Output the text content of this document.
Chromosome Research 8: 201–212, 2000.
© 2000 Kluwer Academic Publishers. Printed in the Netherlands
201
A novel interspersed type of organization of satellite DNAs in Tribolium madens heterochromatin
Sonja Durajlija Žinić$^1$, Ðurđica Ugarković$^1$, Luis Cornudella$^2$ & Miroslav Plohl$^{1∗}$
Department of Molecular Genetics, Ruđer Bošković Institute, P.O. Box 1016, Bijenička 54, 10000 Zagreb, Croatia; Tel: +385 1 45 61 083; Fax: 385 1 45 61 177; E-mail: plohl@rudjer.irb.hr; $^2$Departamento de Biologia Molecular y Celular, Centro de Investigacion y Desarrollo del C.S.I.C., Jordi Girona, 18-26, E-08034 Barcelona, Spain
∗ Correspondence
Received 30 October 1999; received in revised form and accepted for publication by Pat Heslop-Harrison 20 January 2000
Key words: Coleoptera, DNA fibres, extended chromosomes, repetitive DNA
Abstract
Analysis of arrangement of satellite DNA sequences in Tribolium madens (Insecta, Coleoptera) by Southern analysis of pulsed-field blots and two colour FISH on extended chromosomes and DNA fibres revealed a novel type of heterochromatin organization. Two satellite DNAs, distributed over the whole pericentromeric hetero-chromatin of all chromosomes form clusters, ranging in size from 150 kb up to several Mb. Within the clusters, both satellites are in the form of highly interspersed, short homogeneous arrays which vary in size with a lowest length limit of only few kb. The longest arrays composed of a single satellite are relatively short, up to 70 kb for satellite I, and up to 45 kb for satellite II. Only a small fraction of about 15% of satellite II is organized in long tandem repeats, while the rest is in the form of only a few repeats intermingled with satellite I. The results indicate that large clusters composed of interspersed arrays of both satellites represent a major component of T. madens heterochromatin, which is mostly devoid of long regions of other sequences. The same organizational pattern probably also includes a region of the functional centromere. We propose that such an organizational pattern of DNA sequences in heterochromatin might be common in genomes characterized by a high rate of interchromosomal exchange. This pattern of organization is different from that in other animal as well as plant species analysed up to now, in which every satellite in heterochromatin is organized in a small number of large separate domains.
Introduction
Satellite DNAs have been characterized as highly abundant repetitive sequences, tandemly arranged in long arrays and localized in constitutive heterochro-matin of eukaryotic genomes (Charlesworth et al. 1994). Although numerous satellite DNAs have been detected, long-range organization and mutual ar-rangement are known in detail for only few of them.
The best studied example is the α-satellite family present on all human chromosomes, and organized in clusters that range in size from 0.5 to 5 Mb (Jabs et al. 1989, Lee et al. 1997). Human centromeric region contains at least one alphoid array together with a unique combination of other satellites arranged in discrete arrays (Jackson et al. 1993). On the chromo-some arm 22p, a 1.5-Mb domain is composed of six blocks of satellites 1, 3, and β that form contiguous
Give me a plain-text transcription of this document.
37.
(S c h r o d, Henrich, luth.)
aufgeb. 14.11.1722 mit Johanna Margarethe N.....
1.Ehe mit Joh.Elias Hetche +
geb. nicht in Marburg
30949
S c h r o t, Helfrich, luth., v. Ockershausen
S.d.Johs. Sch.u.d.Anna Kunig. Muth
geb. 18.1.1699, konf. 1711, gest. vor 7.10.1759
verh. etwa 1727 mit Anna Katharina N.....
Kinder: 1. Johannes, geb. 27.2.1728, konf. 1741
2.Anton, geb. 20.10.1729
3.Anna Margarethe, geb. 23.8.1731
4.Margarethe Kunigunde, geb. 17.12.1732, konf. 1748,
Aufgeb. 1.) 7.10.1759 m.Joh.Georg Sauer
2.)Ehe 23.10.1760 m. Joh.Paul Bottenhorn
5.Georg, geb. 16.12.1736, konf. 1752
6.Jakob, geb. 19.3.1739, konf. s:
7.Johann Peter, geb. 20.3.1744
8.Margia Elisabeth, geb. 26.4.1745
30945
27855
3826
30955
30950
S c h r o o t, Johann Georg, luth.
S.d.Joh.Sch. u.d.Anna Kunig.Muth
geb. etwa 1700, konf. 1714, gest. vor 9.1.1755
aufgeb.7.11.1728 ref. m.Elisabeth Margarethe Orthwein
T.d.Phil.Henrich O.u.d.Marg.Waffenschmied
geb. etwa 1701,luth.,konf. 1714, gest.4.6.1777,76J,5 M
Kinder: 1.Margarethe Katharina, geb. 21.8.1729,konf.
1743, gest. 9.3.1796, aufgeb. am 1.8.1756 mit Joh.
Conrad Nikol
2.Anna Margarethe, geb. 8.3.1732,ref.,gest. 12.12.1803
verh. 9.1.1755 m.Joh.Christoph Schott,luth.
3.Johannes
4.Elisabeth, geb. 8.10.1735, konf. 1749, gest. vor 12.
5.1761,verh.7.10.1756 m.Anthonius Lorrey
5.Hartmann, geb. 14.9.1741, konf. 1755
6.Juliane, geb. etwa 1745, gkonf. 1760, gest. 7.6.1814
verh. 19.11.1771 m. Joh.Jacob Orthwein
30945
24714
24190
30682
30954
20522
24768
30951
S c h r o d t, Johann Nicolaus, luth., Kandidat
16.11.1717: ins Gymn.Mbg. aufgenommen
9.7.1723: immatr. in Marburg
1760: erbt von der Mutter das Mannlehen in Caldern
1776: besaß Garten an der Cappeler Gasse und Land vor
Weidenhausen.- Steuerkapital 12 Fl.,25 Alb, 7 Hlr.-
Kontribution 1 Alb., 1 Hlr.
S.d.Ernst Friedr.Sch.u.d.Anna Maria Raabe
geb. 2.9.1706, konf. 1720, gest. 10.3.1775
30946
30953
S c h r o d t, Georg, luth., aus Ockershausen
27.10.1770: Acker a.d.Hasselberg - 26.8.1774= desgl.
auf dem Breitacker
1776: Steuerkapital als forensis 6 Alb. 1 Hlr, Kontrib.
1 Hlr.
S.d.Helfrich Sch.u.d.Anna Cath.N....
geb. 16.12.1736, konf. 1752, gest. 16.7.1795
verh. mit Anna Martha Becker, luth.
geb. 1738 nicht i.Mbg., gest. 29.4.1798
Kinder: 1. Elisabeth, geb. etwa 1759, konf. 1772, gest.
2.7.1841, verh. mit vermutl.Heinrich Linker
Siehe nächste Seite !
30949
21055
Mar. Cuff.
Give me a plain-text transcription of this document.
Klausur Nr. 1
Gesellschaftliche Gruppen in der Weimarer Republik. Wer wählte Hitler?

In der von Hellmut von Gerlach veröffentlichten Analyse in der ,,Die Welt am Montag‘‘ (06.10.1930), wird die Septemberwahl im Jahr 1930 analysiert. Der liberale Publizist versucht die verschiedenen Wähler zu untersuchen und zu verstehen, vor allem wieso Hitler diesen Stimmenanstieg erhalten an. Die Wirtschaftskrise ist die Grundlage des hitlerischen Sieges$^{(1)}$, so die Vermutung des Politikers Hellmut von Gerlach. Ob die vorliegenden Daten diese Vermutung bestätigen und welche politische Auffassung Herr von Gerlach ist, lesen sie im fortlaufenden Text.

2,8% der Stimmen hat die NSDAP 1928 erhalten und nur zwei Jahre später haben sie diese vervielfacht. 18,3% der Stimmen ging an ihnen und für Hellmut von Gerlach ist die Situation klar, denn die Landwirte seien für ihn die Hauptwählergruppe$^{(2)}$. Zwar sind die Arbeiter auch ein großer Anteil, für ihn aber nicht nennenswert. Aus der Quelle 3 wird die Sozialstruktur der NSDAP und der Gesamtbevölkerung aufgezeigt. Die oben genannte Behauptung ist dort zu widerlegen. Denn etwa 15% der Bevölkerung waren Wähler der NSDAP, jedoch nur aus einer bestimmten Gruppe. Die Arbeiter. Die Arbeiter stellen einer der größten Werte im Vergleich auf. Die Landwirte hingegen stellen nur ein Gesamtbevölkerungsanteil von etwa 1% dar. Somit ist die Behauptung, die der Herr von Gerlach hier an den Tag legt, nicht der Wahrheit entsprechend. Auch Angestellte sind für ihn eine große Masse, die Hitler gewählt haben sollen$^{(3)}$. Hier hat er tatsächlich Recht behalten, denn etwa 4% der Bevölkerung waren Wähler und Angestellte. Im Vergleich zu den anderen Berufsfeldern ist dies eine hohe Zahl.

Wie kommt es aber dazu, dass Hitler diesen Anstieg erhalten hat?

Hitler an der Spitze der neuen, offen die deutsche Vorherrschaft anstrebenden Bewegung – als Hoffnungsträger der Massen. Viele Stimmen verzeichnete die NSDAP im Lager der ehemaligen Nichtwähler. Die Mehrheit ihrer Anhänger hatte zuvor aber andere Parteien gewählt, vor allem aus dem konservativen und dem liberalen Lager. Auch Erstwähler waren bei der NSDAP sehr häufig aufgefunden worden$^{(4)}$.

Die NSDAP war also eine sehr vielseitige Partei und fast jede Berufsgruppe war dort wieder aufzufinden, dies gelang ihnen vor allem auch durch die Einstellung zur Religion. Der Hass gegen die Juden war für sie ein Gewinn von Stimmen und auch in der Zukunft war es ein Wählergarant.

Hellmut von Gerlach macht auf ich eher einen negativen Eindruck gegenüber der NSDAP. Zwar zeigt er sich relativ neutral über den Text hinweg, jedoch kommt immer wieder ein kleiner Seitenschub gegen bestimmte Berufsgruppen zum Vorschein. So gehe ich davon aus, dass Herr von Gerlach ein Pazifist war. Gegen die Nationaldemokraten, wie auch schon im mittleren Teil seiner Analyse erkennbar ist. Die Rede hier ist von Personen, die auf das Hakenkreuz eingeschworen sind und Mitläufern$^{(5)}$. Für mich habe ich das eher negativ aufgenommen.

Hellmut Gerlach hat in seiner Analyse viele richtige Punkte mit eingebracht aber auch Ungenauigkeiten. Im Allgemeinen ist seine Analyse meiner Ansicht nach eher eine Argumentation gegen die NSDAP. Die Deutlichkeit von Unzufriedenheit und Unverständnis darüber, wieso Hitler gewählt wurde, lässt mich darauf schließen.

# Exercise prompt
Those lines of the records that contain the string "mich" should be identified and copied.

# Reply
Hellmut von Gerlach macht auf ich eher einen negativen Eindruck gegenüber der NSDAP. Zwar zeigt er sich relativ neutral über den Text hinweg, jedoch kommt immer wieder ein kleiner Seitenschub gegen bestimmte Berufsgruppen zum Vorschein. So gehe ich davon aus, dass Herr von Gerlach ein Pazifist war. Gegen die Nationaldemokraten, wie auch schon im mittleren Teil seiner Analyse erkennbar ist. Die Rede hier ist von Personen, die auf das Hakenkreuz eingeschworen sind und Mitläufern$^{(5)}$. Für mich habe ich das eher negativ aufgenommen.
Hellmut Gerlach hat in seiner Analyse viele richtige Punkte mit eingebracht aber auch Ungenauigkeiten. Im Allgemeinen ist seine Analyse meiner Ansicht nach eher eine Argumentation gegen die NSDAP. Die Deutlichkeit von Unzufriedenheit und Unverständnis darüber, wieso Hitler gewählt wurde, lässt mich darauf schließen.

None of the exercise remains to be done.